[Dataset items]

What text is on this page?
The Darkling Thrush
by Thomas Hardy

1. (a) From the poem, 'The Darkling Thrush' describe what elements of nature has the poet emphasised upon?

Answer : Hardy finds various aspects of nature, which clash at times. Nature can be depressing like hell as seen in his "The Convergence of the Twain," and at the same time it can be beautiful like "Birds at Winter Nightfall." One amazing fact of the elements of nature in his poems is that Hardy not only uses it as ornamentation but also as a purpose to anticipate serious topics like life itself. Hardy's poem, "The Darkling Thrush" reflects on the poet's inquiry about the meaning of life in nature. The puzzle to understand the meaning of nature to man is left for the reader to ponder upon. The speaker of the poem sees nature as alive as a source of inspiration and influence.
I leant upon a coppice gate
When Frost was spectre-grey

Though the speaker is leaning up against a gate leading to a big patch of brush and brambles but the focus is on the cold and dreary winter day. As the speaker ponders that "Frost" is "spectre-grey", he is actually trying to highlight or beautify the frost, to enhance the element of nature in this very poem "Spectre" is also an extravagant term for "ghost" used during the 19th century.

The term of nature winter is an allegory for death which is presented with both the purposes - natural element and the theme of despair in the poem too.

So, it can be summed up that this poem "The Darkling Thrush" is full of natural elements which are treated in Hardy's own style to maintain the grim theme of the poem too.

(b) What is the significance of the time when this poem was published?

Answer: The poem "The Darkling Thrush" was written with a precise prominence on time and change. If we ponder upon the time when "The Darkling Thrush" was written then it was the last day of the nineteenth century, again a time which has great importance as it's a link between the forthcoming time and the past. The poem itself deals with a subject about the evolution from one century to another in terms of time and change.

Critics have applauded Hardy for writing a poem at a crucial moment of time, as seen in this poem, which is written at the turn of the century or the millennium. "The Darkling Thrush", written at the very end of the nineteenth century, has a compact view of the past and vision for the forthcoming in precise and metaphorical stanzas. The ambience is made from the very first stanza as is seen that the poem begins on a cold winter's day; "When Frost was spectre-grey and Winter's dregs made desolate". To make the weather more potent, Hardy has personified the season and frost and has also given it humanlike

Stated exercise. Copy each line holding the word "gate" from the listing above.

Exercise output.
I leant upon a coppice gate
Though the speaker is leaning up against a gate leading to a big patch of brush and brambles but the focus is on the cold and dreary winter day. As the speaker ponders that "Frost" is "spectre-grey", he is actually trying to highlight or beautify the frost, to enhance the element of nature in this very poem "Spectre" is also an extravagant term for "ghost" used during the 19th century.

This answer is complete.